— BEGIN Given records —
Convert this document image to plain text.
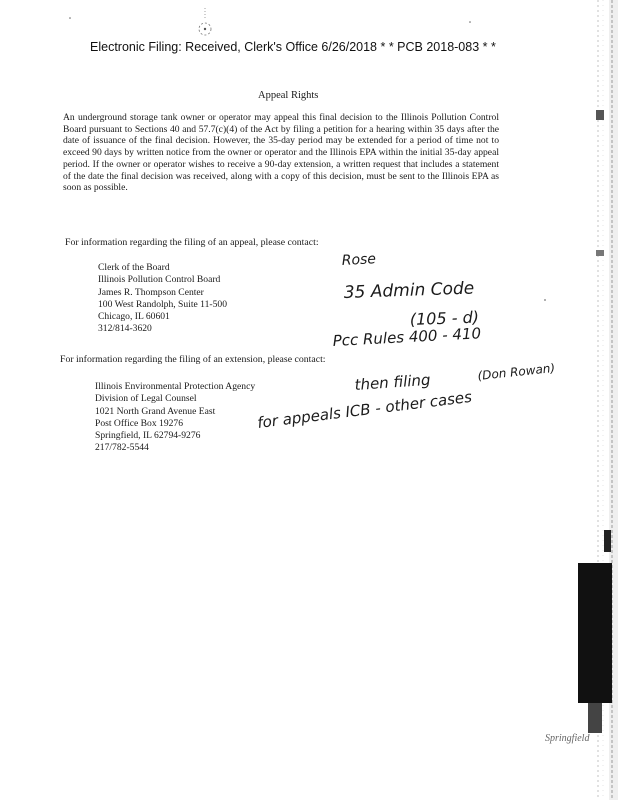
Electronic Filing: Received, Clerk's Office 6/26/2018 * * PCB 2018-083 * *
Appeal Rights
An underground storage tank owner or operator may appeal this final decision to the Illinois Pollution Control Board pursuant to Sections 40 and 57.7(c)(4) of the Act by filing a petition for a hearing within 35 days after the date of issuance of the final decision. However, the 35-day period may be extended for a period of time not to exceed 90 days by written notice from the owner or operator and the Illinois EPA within the initial 35-day appeal period. If the owner or operator wishes to receive a 90-day extension, a written request that includes a statement of the date the final decision was received, along with a copy of this decision, must be sent to the Illinois EPA as soon as possible.
For information regarding the filing of an appeal, please contact:
Clerk of the Board
Illinois Pollution Control Board
James R. Thompson Center
100 West Randolph, Suite 11-500
Chicago, IL 60601
312/814-3620
For information regarding the filing of an extension, please contact:
Illinois Environmental Protection Agency
Division of Legal Counsel
1021 North Grand Avenue East
Post Office Box 19276
Springfield, IL 62794-9276
217/782-5544
Rose
35 Admin Code
(105 - d)
Pcc Rules 400 - 410
then filing	(Don Rowan)
for appeals ICB - other cases
Springfield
— END Given records —
Omit the pictures. Transcribe every record exactly.

Convert this document image to plain text.
Electronic Filing: Received, Clerk's Office 6/26/2018 * * PCB 2018-083 * *
Appeal Rights
An underground storage tank owner or operator may appeal this final decision to the Illinois Pollution Control Board pursuant to Sections 40 and 57.7(c)(4) of the Act by filing a petition for a hearing within 35 days after the date of issuance of the final decision. However, the 35-day period may be extended for a period of time not to exceed 90 days by written notice from the owner or operator and the Illinois EPA within the initial 35-day appeal period. If the owner or operator wishes to receive a 90-day extension, a written request that includes a statement of the date the final decision was received, along with a copy of this decision, must be sent to the Illinois EPA as soon as possible.
For information regarding the filing of an appeal, please contact:
Clerk of the Board
Illinois Pollution Control Board
James R. Thompson Center
100 West Randolph, Suite 11-500
Chicago, IL 60601
312/814-3620
For information regarding the filing of an extension, please contact:
Illinois Environmental Protection Agency
Division of Legal Counsel
1021 North Grand Avenue East
Post Office Box 19276
Springfield, IL 62794-9276
217/782-5544
Rose
35 Admin Code
(105 - d)
Pcc Rules 400 - 410
then filing	(Don Rowan)
for appeals ICB - other cases
Springfield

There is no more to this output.